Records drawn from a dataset
######
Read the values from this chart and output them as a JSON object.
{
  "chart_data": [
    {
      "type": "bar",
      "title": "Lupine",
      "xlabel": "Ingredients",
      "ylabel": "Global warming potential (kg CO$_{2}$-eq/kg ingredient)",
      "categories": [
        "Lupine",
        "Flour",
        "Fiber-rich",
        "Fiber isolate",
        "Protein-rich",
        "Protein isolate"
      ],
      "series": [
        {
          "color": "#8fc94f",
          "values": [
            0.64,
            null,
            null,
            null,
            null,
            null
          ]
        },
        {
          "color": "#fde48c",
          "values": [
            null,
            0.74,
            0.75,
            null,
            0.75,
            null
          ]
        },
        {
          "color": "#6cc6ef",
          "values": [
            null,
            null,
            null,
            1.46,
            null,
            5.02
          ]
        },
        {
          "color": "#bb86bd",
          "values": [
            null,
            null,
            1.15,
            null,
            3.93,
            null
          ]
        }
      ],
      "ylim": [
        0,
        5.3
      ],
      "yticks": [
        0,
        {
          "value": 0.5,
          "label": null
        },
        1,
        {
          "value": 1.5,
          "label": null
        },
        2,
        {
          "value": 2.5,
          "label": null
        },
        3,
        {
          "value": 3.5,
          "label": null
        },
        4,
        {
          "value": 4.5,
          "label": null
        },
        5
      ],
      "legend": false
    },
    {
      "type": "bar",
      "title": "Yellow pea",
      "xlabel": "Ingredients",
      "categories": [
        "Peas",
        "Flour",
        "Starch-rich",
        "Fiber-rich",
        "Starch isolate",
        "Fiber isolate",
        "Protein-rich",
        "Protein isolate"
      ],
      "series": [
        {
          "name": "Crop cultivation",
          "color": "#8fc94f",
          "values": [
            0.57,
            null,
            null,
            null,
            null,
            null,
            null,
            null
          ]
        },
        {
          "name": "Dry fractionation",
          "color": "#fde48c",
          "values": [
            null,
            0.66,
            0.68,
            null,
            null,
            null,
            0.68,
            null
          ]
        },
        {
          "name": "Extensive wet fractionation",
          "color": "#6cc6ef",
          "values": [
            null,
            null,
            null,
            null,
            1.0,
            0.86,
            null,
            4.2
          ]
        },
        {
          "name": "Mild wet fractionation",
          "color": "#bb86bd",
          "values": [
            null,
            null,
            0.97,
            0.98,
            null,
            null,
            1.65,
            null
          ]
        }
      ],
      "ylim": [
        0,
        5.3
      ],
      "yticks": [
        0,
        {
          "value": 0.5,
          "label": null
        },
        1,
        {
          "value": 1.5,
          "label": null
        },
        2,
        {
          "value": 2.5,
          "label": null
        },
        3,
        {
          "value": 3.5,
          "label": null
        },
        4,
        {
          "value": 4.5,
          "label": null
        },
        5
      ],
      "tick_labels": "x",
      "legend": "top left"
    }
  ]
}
######
Repeat all of the records, letter for letter.

:: TASK SOLUTION ::
Read the values from this chart and output them as a JSON object.
{
  "chart_data": [
    {
      "type": "bar",
      "title": "Lupine",
      "xlabel": "Ingredients",
      "ylabel": "Global warming potential (kg CO$_{2}$-eq/kg ingredient)",
      "categories": [
        "Lupine",
        "Flour",
        "Fiber-rich",
        "Fiber isolate",
        "Protein-rich",
        "Protein isolate"
      ],
      "series": [
        {
          "color": "#8fc94f",
          "values": [
            0.64,
            null,
            null,
            null,
            null,
            null
          ]
        },
        {
          "color": "#fde48c",
          "values": [
            null,
            0.74,
            0.75,
            null,
            0.75,
            null
          ]
        },
        {
          "color": "#6cc6ef",
          "values": [
            null,
            null,
            null,
            1.46,
            null,
            5.02
          ]
        },
        {
          "color": "#bb86bd",
          "values": [
            null,
            null,
            1.15,
            null,
            3.93,
            null
          ]
        }
      ],
      "ylim": [
        0,
        5.3
      ],
      "yticks": [
        0,
        {
          "value": 0.5,
          "label": null
        },
        1,
        {
          "value": 1.5,
          "label": null
        },
        2,
        {
          "value": 2.5,
          "label": null
        },
        3,
        {
          "value": 3.5,
          "label": null
        },
        4,
        {
          "value": 4.5,
          "label": null
        },
        5
      ],
      "legend": false
    },
    {
      "type": "bar",
      "title": "Yellow pea",
      "xlabel": "Ingredients",
      "categories": [
        "Peas",
        "Flour",
        "Starch-rich",
        "Fiber-rich",
        "Starch isolate",
        "Fiber isolate",
        "Protein-rich",
        "Protein isolate"
      ],
      "series": [
        {
          "name": "Crop cultivation",
          "color": "#8fc94f",
          "values": [
            0.57,
            null,
            null,
            null,
            null,
            null,
            null,
            null
          ]
        },
        {
          "name": "Dry fractionation",
          "color": "#fde48c",
          "values": [
            null,
            0.66,
            0.68,
            null,
            null,
            null,
            0.68,
            null
          ]
        },
        {
          "name": "Extensive wet fractionation",
          "color": "#6cc6ef",
          "values": [
            null,
            null,
            null,
            null,
            1.0,
            0.86,
            null,
            4.2
          ]
        },
        {
          "name": "Mild wet fractionation",
          "color": "#bb86bd",
          "values": [
            null,
            null,
            0.97,
            0.98,
            null,
            null,
            1.65,
            null
          ]
        }
      ],
      "ylim": [
        0,
        5.3
      ],
      "yticks": [
        0,
        {
          "value": 0.5,
          "label": null
        },
        1,
        {
          "value": 1.5,
          "label": null
        },
        2,
        {
          "value": 2.5,
          "label": null
        },
        3,
        {
          "value": 3.5,
          "label": null
        },
        4,
        {
          "value": 4.5,
          "label": null
        },
        5
      ],
      "tick_labels": "x",
      "legend": "top left"
    }
  ]
}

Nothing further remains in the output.